* Brief *
Scan the listing below and copy every line holding "that".

* Available data *
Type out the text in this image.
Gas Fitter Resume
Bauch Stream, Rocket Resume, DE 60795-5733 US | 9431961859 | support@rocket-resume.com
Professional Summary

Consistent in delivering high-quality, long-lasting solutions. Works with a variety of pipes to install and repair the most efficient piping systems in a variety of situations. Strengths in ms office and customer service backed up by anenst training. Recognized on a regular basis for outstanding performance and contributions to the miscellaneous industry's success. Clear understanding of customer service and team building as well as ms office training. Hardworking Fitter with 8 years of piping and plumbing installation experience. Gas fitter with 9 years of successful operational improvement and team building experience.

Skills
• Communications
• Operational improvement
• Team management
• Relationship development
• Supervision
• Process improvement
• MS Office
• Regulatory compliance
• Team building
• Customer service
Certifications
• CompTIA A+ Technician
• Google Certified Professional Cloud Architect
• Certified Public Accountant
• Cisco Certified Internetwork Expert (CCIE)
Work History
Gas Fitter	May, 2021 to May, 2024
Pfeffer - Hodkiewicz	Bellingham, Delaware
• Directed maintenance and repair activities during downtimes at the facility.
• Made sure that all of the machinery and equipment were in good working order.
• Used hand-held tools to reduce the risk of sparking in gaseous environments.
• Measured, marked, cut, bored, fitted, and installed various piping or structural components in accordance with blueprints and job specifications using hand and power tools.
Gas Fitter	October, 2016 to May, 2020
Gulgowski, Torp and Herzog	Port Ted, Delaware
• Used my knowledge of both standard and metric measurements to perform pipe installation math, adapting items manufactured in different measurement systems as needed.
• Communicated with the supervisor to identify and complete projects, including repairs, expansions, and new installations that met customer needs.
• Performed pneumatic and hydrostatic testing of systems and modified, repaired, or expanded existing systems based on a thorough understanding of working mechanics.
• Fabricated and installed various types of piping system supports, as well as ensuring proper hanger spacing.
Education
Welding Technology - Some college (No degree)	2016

* Task response *
• Made sure that all of the machinery and equipment were in good working order.
• Communicated with the supervisor to identify and complete projects, including repairs, expansions, and new installations that met customer needs.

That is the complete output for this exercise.